== Required task ==
Reproduce the material from its first line through the line that contains "- label: 电子邮箱: [208, 2038, 268, 2060]", including both of those lines, and nothing else.

>> Begin Dataset entries

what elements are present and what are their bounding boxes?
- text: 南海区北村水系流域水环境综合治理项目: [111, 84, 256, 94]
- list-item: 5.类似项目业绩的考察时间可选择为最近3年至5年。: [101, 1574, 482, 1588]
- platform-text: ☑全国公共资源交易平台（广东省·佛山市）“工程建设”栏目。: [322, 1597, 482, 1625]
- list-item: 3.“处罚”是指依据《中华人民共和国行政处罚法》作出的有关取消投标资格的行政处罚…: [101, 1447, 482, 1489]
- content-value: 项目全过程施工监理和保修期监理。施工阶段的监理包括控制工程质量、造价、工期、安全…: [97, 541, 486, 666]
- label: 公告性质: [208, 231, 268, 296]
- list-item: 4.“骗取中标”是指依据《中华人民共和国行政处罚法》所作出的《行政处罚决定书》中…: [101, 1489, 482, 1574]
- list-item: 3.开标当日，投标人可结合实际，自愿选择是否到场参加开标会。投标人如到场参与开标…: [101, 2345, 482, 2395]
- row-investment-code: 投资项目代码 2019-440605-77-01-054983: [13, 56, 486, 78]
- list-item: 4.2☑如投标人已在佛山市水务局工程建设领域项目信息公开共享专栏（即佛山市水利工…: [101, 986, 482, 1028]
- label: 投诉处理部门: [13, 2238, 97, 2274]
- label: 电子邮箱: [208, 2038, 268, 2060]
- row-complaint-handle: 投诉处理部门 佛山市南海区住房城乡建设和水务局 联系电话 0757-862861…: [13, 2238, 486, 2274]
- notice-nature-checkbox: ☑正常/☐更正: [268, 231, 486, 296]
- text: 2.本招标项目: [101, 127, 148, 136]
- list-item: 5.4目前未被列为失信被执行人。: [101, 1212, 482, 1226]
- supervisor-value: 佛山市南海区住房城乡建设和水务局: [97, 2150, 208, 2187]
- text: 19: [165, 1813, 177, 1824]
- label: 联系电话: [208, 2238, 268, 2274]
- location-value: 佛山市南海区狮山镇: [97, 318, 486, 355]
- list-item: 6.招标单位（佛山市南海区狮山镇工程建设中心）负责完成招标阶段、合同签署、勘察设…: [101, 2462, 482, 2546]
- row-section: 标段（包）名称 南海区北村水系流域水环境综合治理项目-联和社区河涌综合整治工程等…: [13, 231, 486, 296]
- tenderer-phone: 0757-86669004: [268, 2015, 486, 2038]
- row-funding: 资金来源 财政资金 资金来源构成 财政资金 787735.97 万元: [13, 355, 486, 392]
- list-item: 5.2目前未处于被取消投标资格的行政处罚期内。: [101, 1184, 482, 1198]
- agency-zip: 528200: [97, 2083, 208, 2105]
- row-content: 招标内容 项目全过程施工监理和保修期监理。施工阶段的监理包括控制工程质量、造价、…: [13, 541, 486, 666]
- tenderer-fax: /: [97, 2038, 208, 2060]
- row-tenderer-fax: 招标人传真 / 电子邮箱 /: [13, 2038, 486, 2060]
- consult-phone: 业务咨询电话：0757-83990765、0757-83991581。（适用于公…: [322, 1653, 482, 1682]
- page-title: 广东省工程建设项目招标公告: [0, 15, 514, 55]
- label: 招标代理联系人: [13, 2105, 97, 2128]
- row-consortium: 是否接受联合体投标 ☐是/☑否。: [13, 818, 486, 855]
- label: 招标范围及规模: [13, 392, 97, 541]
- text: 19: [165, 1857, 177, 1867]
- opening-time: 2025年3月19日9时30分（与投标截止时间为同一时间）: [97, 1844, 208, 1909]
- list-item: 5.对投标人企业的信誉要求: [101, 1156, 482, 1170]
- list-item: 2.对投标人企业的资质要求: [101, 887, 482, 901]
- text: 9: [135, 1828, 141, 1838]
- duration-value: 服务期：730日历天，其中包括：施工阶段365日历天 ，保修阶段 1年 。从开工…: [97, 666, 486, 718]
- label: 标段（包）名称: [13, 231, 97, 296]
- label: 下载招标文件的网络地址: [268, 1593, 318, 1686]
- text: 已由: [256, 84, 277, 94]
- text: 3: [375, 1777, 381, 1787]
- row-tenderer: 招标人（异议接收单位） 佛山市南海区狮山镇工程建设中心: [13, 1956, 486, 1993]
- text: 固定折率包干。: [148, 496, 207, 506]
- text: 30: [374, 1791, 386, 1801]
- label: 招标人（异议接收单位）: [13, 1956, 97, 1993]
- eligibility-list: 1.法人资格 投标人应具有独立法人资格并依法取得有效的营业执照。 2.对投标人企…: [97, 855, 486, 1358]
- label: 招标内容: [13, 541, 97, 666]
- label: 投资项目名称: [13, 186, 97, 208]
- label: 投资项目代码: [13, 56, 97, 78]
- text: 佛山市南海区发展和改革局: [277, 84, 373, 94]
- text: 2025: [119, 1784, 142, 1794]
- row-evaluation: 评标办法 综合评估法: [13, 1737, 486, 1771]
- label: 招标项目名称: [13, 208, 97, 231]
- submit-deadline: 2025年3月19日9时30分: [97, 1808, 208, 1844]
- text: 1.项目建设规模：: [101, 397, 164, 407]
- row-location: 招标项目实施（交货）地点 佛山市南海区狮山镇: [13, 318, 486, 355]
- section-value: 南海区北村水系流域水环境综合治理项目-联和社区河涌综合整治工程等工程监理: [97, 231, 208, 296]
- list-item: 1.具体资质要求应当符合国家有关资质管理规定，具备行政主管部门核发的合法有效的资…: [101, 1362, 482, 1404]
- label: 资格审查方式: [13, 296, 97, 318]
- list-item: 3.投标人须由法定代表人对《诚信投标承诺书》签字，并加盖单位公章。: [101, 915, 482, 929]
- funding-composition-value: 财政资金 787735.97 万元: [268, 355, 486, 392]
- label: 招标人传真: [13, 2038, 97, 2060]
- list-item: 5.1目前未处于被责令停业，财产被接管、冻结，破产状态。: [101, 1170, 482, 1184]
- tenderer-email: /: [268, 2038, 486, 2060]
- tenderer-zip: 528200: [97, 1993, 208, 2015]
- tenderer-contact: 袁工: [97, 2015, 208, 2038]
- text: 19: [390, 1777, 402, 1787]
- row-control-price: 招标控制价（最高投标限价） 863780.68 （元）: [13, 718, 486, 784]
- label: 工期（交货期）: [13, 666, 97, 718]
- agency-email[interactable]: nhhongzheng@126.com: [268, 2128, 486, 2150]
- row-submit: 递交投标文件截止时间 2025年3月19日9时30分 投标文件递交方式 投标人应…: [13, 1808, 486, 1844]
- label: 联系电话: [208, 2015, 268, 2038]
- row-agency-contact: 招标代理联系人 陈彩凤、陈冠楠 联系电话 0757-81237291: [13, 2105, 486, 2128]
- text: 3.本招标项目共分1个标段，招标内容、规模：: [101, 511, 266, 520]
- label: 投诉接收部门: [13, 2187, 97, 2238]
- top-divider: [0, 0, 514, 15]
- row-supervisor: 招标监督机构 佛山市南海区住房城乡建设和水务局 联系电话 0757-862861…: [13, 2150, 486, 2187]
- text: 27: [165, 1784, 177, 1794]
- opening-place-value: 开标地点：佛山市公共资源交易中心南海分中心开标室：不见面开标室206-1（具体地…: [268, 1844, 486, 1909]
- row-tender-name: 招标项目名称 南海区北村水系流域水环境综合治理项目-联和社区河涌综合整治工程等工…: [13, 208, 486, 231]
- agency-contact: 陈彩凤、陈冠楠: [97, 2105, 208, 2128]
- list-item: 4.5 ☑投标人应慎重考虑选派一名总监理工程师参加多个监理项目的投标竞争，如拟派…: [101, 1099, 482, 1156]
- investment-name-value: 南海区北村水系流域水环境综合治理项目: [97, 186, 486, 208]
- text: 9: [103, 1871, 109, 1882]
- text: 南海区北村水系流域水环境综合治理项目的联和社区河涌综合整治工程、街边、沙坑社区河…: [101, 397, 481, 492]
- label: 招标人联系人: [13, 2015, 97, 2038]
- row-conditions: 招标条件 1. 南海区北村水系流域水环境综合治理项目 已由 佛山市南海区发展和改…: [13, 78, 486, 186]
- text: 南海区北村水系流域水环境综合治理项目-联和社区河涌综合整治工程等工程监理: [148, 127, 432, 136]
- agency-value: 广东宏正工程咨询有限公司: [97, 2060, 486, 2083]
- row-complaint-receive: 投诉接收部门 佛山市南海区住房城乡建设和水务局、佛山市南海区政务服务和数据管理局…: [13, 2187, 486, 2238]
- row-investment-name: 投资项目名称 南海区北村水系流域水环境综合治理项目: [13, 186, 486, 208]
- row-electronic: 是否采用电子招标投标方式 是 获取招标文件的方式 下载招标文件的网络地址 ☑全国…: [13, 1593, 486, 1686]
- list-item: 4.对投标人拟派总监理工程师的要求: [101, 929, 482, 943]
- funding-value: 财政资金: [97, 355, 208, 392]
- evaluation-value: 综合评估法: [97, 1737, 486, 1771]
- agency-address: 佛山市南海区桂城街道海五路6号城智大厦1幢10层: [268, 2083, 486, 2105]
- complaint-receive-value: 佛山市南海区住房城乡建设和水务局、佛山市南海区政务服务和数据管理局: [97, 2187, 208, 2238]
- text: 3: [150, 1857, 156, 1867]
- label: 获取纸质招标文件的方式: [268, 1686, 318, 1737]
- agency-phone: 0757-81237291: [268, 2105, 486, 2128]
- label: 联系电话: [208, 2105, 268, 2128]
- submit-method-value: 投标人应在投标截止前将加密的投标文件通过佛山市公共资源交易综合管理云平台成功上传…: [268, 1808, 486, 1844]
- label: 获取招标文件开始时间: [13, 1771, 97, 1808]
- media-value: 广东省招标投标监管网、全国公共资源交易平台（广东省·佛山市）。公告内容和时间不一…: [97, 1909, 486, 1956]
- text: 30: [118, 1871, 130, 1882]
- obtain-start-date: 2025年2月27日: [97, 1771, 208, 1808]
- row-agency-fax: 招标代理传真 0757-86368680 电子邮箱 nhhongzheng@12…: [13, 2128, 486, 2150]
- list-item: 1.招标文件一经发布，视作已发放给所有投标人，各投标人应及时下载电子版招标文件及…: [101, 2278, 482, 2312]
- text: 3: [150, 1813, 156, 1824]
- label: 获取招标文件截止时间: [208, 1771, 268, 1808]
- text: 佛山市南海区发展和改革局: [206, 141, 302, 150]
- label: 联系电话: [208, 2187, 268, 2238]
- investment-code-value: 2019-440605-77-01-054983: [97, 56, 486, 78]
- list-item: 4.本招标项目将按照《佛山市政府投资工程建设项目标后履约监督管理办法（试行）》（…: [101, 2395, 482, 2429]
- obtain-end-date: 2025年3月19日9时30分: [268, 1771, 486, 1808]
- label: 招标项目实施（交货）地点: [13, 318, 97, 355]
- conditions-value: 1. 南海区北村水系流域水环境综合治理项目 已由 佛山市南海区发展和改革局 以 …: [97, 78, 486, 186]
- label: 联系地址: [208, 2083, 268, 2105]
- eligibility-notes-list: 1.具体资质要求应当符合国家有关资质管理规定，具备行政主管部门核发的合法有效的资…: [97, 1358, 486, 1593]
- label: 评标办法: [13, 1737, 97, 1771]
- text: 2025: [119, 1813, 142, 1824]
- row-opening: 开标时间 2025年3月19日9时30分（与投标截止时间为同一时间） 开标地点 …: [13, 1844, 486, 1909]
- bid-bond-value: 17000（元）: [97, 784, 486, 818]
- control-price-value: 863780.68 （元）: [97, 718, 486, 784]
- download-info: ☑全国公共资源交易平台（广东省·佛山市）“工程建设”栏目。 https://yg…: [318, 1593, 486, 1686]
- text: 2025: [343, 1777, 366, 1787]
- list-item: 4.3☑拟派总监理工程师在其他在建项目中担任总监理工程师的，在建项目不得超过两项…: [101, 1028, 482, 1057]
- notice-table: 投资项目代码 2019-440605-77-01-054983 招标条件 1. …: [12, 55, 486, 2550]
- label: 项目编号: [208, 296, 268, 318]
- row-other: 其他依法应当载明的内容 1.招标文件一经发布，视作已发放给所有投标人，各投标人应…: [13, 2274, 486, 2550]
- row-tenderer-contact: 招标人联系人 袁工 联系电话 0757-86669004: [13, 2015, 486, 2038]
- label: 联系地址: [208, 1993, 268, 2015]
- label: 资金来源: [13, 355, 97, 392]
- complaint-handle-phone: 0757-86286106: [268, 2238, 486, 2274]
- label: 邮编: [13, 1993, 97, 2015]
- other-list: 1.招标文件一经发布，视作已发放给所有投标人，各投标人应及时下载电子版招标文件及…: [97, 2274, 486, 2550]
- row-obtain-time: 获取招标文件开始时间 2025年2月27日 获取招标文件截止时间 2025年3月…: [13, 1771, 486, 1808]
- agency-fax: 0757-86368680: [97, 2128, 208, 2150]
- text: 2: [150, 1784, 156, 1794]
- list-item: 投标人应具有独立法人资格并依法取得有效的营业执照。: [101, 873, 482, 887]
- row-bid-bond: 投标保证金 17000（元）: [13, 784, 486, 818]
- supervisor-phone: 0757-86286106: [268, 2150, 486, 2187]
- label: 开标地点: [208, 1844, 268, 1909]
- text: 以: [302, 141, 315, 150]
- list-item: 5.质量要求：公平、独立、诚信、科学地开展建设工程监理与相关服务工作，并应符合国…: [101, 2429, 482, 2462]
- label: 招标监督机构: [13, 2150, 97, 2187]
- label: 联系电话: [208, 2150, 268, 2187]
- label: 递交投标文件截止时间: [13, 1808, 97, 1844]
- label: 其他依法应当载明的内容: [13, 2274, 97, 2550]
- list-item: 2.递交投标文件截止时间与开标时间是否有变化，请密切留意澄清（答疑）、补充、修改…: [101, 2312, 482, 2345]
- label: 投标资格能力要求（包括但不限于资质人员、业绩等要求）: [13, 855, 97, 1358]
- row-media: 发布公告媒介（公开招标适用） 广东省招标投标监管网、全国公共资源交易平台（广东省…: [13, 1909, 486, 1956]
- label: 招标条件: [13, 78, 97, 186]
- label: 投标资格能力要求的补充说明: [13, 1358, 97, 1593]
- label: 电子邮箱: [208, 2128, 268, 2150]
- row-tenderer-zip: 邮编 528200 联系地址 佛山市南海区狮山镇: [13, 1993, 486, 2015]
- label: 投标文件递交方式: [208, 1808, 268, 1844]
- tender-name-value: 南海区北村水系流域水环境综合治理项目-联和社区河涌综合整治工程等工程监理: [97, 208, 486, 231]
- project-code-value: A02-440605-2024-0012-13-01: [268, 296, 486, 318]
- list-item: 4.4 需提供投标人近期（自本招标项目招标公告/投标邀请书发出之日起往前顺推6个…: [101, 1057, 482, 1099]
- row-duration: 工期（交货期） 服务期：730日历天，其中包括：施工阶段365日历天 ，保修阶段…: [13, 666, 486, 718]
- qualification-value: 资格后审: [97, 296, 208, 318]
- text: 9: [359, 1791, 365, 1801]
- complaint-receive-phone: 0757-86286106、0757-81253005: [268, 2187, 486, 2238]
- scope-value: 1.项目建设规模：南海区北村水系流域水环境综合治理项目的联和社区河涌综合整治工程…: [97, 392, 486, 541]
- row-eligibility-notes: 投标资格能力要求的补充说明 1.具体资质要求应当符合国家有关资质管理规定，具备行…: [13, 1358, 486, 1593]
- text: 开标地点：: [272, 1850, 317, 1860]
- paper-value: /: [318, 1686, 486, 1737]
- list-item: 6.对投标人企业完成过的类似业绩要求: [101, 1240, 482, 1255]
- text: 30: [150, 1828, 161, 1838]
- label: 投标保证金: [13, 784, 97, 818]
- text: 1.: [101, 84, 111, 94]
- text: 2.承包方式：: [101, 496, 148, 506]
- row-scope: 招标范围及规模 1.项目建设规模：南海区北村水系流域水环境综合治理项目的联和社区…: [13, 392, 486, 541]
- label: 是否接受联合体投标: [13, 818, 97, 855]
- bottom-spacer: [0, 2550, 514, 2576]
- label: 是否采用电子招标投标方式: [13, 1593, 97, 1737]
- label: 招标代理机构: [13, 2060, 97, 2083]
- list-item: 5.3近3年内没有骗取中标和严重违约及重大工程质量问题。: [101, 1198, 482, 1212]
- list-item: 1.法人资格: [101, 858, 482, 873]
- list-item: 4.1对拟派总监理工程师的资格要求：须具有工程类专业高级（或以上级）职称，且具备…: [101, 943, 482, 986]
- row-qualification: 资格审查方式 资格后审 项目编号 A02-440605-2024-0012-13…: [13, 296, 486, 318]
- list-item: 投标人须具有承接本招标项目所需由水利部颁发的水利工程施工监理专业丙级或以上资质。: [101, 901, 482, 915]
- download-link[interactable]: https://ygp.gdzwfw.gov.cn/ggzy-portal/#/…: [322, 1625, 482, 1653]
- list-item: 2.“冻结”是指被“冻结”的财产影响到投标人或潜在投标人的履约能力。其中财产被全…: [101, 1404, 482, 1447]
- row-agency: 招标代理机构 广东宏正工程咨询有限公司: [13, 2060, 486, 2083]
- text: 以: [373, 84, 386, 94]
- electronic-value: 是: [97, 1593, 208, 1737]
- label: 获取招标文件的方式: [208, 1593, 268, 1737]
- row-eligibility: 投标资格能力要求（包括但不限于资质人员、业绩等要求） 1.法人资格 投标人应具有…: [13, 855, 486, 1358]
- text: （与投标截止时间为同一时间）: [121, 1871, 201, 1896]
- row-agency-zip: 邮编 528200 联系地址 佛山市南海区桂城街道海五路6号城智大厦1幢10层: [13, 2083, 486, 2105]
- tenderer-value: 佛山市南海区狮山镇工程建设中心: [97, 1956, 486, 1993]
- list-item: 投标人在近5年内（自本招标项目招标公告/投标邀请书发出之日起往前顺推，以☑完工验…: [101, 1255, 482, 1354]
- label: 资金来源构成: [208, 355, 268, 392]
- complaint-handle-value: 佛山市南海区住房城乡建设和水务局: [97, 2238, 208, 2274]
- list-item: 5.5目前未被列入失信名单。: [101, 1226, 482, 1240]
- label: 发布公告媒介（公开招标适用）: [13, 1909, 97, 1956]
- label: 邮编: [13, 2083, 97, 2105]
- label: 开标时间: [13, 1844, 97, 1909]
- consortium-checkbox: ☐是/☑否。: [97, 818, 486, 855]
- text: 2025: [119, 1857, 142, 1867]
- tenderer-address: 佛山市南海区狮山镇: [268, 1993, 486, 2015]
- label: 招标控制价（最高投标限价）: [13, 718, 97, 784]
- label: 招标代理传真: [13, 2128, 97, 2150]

>> End Dataset entries

== Solution to the problem ==
what elements are present and what are their bounding boxes?
- text: 南海区北村水系流域水环境综合治理项目: [111, 84, 256, 94]
- list-item: 5.类似项目业绩的考察时间可选择为最近3年至5年。: [101, 1574, 482, 1588]
- platform-text: ☑全国公共资源交易平台（广东省·佛山市）“工程建设”栏目。: [322, 1597, 482, 1625]
- list-item: 3.“处罚”是指依据《中华人民共和国行政处罚法》作出的有关取消投标资格的行政处罚…: [101, 1447, 482, 1489]
- content-value: 项目全过程施工监理和保修期监理。施工阶段的监理包括控制工程质量、造价、工期、安全…: [97, 541, 486, 666]
- label: 公告性质: [208, 231, 268, 296]
- list-item: 4.“骗取中标”是指依据《中华人民共和国行政处罚法》所作出的《行政处罚决定书》中…: [101, 1489, 482, 1574]
- list-item: 3.开标当日，投标人可结合实际，自愿选择是否到场参加开标会。投标人如到场参与开标…: [101, 2345, 482, 2395]
- row-investment-code: 投资项目代码 2019-440605-77-01-054983: [13, 56, 486, 78]
- list-item: 4.2☑如投标人已在佛山市水务局工程建设领域项目信息公开共享专栏（即佛山市水利工…: [101, 986, 482, 1028]
- label: 投诉处理部门: [13, 2238, 97, 2274]
- label: 电子邮箱: [208, 2038, 268, 2060]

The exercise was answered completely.